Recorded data
···
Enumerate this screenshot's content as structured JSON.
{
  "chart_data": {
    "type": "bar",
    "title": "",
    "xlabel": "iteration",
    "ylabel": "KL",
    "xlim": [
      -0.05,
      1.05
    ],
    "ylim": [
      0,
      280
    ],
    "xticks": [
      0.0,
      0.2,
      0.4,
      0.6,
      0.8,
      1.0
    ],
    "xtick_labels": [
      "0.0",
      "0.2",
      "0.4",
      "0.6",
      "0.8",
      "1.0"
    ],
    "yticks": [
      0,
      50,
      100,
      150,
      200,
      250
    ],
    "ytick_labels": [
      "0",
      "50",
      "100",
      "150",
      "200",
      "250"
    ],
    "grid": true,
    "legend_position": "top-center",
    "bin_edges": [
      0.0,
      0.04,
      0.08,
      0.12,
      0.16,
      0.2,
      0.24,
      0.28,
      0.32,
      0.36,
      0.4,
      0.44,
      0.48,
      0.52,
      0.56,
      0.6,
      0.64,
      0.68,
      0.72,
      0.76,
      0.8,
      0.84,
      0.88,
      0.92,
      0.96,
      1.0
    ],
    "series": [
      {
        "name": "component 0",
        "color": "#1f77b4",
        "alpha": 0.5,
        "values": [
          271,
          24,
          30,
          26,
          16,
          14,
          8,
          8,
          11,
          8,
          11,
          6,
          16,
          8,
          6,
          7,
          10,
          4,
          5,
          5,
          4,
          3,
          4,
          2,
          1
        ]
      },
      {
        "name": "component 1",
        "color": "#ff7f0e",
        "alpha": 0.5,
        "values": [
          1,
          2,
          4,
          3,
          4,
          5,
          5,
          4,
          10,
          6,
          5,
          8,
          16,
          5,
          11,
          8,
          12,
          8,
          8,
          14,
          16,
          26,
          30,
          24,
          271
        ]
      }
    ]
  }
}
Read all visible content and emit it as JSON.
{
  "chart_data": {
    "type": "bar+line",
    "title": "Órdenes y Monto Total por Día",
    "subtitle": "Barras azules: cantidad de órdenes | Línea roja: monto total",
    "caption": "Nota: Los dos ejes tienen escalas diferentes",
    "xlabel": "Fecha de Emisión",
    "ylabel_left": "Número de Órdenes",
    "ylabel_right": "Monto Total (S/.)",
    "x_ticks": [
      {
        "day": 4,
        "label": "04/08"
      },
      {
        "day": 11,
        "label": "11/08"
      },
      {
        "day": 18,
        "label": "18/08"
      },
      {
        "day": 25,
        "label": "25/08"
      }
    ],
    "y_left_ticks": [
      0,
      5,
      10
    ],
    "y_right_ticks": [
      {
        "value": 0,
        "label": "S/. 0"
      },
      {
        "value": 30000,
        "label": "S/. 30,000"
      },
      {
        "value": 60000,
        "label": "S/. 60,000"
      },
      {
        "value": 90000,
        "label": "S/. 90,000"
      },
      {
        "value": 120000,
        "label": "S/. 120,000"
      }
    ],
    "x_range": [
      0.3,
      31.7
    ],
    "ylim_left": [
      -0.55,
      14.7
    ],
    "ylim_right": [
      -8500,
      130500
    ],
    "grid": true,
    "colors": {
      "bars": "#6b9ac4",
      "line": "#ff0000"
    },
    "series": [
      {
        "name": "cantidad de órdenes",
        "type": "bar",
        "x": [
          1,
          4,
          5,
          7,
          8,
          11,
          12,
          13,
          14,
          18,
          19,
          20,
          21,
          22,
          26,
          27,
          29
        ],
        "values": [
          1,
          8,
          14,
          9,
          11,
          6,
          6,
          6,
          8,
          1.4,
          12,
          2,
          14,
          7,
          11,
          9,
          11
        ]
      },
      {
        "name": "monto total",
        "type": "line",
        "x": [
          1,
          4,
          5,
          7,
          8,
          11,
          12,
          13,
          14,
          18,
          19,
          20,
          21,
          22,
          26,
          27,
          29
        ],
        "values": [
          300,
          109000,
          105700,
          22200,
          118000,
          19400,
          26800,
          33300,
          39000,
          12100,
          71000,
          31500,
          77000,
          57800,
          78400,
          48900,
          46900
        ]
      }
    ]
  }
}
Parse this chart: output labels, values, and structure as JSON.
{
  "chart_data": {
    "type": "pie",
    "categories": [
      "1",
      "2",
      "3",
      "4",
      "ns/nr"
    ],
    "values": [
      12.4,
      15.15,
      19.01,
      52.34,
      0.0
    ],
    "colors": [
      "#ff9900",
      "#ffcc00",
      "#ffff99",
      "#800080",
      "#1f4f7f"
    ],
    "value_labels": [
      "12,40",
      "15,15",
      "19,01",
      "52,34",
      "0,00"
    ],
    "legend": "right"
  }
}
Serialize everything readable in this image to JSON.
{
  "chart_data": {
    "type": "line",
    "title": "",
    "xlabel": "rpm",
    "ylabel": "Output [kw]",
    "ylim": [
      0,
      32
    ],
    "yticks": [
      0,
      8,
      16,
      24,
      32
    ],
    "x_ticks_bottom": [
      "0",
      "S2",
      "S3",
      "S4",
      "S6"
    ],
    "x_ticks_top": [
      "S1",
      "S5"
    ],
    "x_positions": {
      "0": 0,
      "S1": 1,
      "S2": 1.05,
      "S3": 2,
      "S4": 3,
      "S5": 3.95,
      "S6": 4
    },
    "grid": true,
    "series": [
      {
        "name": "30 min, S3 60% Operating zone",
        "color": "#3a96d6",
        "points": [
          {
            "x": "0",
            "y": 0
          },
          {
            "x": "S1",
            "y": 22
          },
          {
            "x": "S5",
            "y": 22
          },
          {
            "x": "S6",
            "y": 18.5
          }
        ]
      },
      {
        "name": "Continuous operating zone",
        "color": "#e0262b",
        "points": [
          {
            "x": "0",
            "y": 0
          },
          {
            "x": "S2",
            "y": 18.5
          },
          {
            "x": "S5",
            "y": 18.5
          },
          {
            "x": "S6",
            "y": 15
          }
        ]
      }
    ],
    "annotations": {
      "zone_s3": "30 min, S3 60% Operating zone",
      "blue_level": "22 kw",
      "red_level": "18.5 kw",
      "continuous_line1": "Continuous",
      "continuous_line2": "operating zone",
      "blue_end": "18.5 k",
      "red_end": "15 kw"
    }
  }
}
···
:: Task prompt ::
Print all of the entries exactly as they are written.

:: Answer below ::
Enumerate this screenshot's content as structured JSON.
{
  "chart_data": {
    "type": "bar",
    "title": "",
    "xlabel": "iteration",
    "ylabel": "KL",
    "xlim": [
      -0.05,
      1.05
    ],
    "ylim": [
      0,
      280
    ],
    "xticks": [
      0.0,
      0.2,
      0.4,
      0.6,
      0.8,
      1.0
    ],
    "xtick_labels": [
      "0.0",
      "0.2",
      "0.4",
      "0.6",
      "0.8",
      "1.0"
    ],
    "yticks": [
      0,
      50,
      100,
      150,
      200,
      250
    ],
    "ytick_labels": [
      "0",
      "50",
      "100",
      "150",
      "200",
      "250"
    ],
    "grid": true,
    "legend_position": "top-center",
    "bin_edges": [
      0.0,
      0.04,
      0.08,
      0.12,
      0.16,
      0.2,
      0.24,
      0.28,
      0.32,
      0.36,
      0.4,
      0.44,
      0.48,
      0.52,
      0.56,
      0.6,
      0.64,
      0.68,
      0.72,
      0.76,
      0.8,
      0.84,
      0.88,
      0.92,
      0.96,
      1.0
    ],
    "series": [
      {
        "name": "component 0",
        "color": "#1f77b4",
        "alpha": 0.5,
        "values": [
          271,
          24,
          30,
          26,
          16,
          14,
          8,
          8,
          11,
          8,
          11,
          6,
          16,
          8,
          6,
          7,
          10,
          4,
          5,
          5,
          4,
          3,
          4,
          2,
          1
        ]
      },
      {
        "name": "component 1",
        "color": "#ff7f0e",
        "alpha": 0.5,
        "values": [
          1,
          2,
          4,
          3,
          4,
          5,
          5,
          4,
          10,
          6,
          5,
          8,
          16,
          5,
          11,
          8,
          12,
          8,
          8,
          14,
          16,
          26,
          30,
          24,
          271
        ]
      }
    ]
  }
}
Read all visible content and emit it as JSON.
{
  "chart_data": {
    "type": "bar+line",
    "title": "Órdenes y Monto Total por Día",
    "subtitle": "Barras azules: cantidad de órdenes | Línea roja: monto total",
    "caption": "Nota: Los dos ejes tienen escalas diferentes",
    "xlabel": "Fecha de Emisión",
    "ylabel_left": "Número de Órdenes",
    "ylabel_right": "Monto Total (S/.)",
    "x_ticks": [
      {
        "day": 4,
        "label": "04/08"
      },
      {
        "day": 11,
        "label": "11/08"
      },
      {
        "day": 18,
        "label": "18/08"
      },
      {
        "day": 25,
        "label": "25/08"
      }
    ],
    "y_left_ticks": [
      0,
      5,
      10
    ],
    "y_right_ticks": [
      {
        "value": 0,
        "label": "S/. 0"
      },
      {
        "value": 30000,
        "label": "S/. 30,000"
      },
      {
        "value": 60000,
        "label": "S/. 60,000"
      },
      {
        "value": 90000,
        "label": "S/. 90,000"
      },
      {
        "value": 120000,
        "label": "S/. 120,000"
      }
    ],
    "x_range": [
      0.3,
      31.7
    ],
    "ylim_left": [
      -0.55,
      14.7
    ],
    "ylim_right": [
      -8500,
      130500
    ],
    "grid": true,
    "colors": {
      "bars": "#6b9ac4",
      "line": "#ff0000"
    },
    "series": [
      {
        "name": "cantidad de órdenes",
        "type": "bar",
        "x": [
          1,
          4,
          5,
          7,
          8,
          11,
          12,
          13,
          14,
          18,
          19,
          20,
          21,
          22,
          26,
          27,
          29
        ],
        "values": [
          1,
          8,
          14,
          9,
          11,
          6,
          6,
          6,
          8,
          1.4,
          12,
          2,
          14,
          7,
          11,
          9,
          11
        ]
      },
      {
        "name": "monto total",
        "type": "line",
        "x": [
          1,
          4,
          5,
          7,
          8,
          11,
          12,
          13,
          14,
          18,
          19,
          20,
          21,
          22,
          26,
          27,
          29
        ],
        "values": [
          300,
          109000,
          105700,
          22200,
          118000,
          19400,
          26800,
          33300,
          39000,
          12100,
          71000,
          31500,
          77000,
          57800,
          78400,
          48900,
          46900
        ]
      }
    ]
  }
}
Parse this chart: output labels, values, and structure as JSON.
{
  "chart_data": {
    "type": "pie",
    "categories": [
      "1",
      "2",
      "3",
      "4",
      "ns/nr"
    ],
    "values": [
      12.4,
      15.15,
      19.01,
      52.34,
      0.0
    ],
    "colors": [
      "#ff9900",
      "#ffcc00",
      "#ffff99",
      "#800080",
      "#1f4f7f"
    ],
    "value_labels": [
      "12,40",
      "15,15",
      "19,01",
      "52,34",
      "0,00"
    ],
    "legend": "right"
  }
}
Serialize everything readable in this image to JSON.
{
  "chart_data": {
    "type": "line",
    "title": "",
    "xlabel": "rpm",
    "ylabel": "Output [kw]",
    "ylim": [
      0,
      32
    ],
    "yticks": [
      0,
      8,
      16,
      24,
      32
    ],
    "x_ticks_bottom": [
      "0",
      "S2",
      "S3",
      "S4",
      "S6"
    ],
    "x_ticks_top": [
      "S1",
      "S5"
    ],
    "x_positions": {
      "0": 0,
      "S1": 1,
      "S2": 1.05,
      "S3": 2,
      "S4": 3,
      "S5": 3.95,
      "S6": 4
    },
    "grid": true,
    "series": [
      {
        "name": "30 min, S3 60% Operating zone",
        "color": "#3a96d6",
        "points": [
          {
            "x": "0",
            "y": 0
          },
          {
            "x": "S1",
            "y": 22
          },
          {
            "x": "S5",
            "y": 22
          },
          {
            "x": "S6",
            "y": 18.5
          }
        ]
      },
      {
        "name": "Continuous operating zone",
        "color": "#e0262b",
        "points": [
          {
            "x": "0",
            "y": 0
          },
          {
            "x": "S2",
            "y": 18.5
          },
          {
            "x": "S5",
            "y": 18.5
          },
          {
            "x": "S6",
            "y": 15
          }
        ]
      }
    ],
    "annotations": {
      "zone_s3": "30 min, S3 60% Operating zone",
      "blue_level": "22 kw",
      "red_level": "18.5 kw",
      "continuous_line1": "Continuous",
      "continuous_line2": "operating zone",
      "blue_end": "18.5 k",
      "red_end": "15 kw"
    }
  }
}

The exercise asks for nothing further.